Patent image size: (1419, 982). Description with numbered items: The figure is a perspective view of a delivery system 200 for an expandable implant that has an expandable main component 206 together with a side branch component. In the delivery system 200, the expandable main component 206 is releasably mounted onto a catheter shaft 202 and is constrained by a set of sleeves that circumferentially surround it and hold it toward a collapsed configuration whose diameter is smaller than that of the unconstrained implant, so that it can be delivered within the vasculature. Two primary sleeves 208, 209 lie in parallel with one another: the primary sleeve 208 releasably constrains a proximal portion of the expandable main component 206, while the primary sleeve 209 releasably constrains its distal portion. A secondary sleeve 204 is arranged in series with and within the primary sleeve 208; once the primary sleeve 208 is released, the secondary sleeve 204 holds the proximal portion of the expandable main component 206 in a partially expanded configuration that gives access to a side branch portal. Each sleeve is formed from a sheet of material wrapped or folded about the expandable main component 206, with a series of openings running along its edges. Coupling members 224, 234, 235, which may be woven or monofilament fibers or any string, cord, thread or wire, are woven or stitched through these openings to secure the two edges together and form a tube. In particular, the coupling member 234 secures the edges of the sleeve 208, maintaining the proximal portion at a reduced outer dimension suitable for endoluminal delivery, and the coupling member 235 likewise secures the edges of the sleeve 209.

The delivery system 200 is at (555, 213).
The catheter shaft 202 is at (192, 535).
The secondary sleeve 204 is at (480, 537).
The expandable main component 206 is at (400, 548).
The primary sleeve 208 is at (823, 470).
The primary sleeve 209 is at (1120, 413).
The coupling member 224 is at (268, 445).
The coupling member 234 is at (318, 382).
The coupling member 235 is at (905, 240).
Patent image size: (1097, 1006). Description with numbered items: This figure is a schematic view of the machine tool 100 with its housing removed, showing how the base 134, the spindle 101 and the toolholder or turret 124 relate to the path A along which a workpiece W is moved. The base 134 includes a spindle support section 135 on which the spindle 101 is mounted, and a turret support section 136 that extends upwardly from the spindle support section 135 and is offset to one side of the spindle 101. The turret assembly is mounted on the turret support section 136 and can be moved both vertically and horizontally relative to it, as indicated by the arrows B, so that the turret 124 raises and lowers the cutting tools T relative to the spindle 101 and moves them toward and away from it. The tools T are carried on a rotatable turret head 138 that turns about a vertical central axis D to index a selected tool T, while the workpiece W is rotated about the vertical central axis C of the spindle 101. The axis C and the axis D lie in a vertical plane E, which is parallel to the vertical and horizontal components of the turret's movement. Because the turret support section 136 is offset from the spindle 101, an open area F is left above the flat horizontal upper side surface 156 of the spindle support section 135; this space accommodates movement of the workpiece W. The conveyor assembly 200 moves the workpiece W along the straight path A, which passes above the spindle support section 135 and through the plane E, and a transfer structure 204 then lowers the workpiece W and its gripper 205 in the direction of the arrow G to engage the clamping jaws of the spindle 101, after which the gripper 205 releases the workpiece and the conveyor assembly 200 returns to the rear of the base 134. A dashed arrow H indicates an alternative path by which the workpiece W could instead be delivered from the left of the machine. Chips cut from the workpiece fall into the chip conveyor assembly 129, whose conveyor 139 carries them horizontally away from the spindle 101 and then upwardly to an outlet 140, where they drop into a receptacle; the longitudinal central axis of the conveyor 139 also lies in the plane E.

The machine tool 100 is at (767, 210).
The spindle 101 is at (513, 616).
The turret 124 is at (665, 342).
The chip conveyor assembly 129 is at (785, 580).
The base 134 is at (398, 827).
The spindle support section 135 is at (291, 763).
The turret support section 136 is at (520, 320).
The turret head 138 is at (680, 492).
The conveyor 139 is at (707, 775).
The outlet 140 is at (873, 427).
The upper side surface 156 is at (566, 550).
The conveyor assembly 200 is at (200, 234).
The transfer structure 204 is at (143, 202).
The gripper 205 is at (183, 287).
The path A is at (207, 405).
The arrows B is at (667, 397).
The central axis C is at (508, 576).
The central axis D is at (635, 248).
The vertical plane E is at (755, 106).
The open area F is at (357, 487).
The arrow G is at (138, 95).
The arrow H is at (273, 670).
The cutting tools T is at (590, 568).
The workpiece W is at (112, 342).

* * * * * * * * *

Recast every line of the data above as a Markdown table with two columns, No. and Line, numbering the rows in order and leaving out the blank lines.

*Finished answer*:
| No. | Line |
|---|---|
| 1 | Patent image size: (1419, 982). Description with numbered items: The figure is a perspective view of a delivery system 200 for an expandable implant that has an expandable main component 206 together with a side branch component. In the delivery system 200, the expandable main component 206 is releasably mounted onto a catheter shaft 202 and is constrained by a set of sleeves that circumferentially surround it and hold it toward a collapsed configuration whose diameter is smaller than that of the unconstrained implant, so that it can be delivered within the vasculature. Two primary sleeves 208, 209 lie in parallel with one another: the primary sleeve 208 releasably constrains a proximal portion of the expandable main component 206, while the primary sleeve 209 releasably constrains its distal portion. A secondary sleeve 204 is arranged in series with and within the primary sleeve 208; once the primary sleeve 208 is released, the secondary sleeve 204 holds the proximal portion of the expandable main component 206 in a partially expanded configuration that gives access to a side branch portal. Each sleeve is formed from a sheet of material wrapped or folded about the expandable main component 206, with a series of openings running along its edges. Coupling members 224, 234, 235, which may be woven or monofilament fibers or any string, cord, thread or wire, are woven or stitched through these openings to secure the two edges together and form a tube. In particular, the coupling member 234 secures the edges of the sleeve 208, maintaining the proximal portion at a reduced outer dimension suitable for endoluminal delivery, and the coupling member 235 likewise secures the edges of the sleeve 209. |
| 2 | The delivery system 200 is at (555, 213). |
| 3 | The catheter shaft 202 is at (192, 535). |
| 4 | The secondary sleeve 204 is at (480, 537). |
| 5 | The expandable main component 206 is at (400, 548). |
| 6 | The primary sleeve 208 is at (823, 470). |
| 7 | The primary sleeve 209 is at (1120, 413). |
| 8 | The coupling member 224 is at (268, 445). |
| 9 | The coupling member 234 is at (318, 382). |
| 10 | The coupling member 235 is at (905, 240). |
| 11 | Patent image size: (1097, 1006). Description with numbered items: This figure is a schematic view of the machine tool 100 with its housing removed, showing how the base 134, the spindle 101 and the toolholder or turret 124 relate to the path A along which a workpiece W is moved. The base 134 includes a spindle support section 135 on which the spindle 101 is mounted, and a turret support section 136 that extends upwardly from the spindle support section 135 and is offset to one side of the spindle 101. The turret assembly is mounted on the turret support section 136 and can be moved both vertically and horizontally relative to it, as indicated by the arrows B, so that the turret 124 raises and lowers the cutting tools T relative to the spindle 101 and moves them toward and away from it. The tools T are carried on a rotatable turret head 138 that turns about a vertical central axis D to index a selected tool T, while the workpiece W is rotated about the vertical central axis C of the spindle 101. The axis C and the axis D lie in a vertical plane E, which is parallel to the vertical and horizontal components of the turret's movement. Because the turret support section 136 is offset from the spindle 101, an open area F is left above the flat horizontal upper side surface 156 of the spindle support section 135; this space accommodates movement of the workpiece W. The conveyor assembly 200 moves the workpiece W along the straight path A, which passes above the spindle support section 135 and through the plane E, and a transfer structure 204 then lowers the workpiece W and its gripper 205 in the direction of the arrow G to engage the clamping jaws of the spindle 101, after which the gripper 205 releases the workpiece and the conveyor assembly 200 returns to the rear of the base 134. A dashed arrow H indicates an alternative path by which the workpiece W could instead be delivered from the left of the machine. Chips cut from the workpiece fall into the chip conveyor assembly 129, whose conveyor 139 carries them horizontally away from the spindle 101 and then upwardly to an outlet 140, where they drop into a receptacle; the longitudinal central axis of the conveyor 139 also lies in the plane E. |
| 12 | The machine tool 100 is at (767, 210). |
| 13 | The spindle 101 is at (513, 616). |
| 14 | The turret 124 is at (665, 342). |
| 15 | The chip conveyor assembly 129 is at (785, 580). |
| 16 | The base 134 is at (398, 827). |
| 17 | The spindle support section 135 is at (291, 763). |
| 18 | The turret support section 136 is at (520, 320). |
| 19 | The turret head 138 is at (680, 492). |
| 20 | The conveyor 139 is at (707, 775). |
| 21 | The outlet 140 is at (873, 427). |
| 22 | The upper side surface 156 is at (566, 550). |
| 23 | The conveyor assembly 200 is at (200, 234). |
| 24 | The transfer structure 204 is at (143, 202). |
| 25 | The gripper 205 is at (183, 287). |
| 26 | The path A is at (207, 405). |
| 27 | The arrows B is at (667, 397). |
| 28 | The central axis C is at (508, 576). |
| 29 | The central axis D is at (635, 248). |
| 30 | The vertical plane E is at (755, 106). |
| 31 | The open area F is at (357, 487). |
| 32 | The arrow G is at (138, 95). |
| 33 | The arrow H is at (273, 670). |
| 34 | The cutting tools T is at (590, 568). |
| 35 | The workpiece W is at (112, 342). |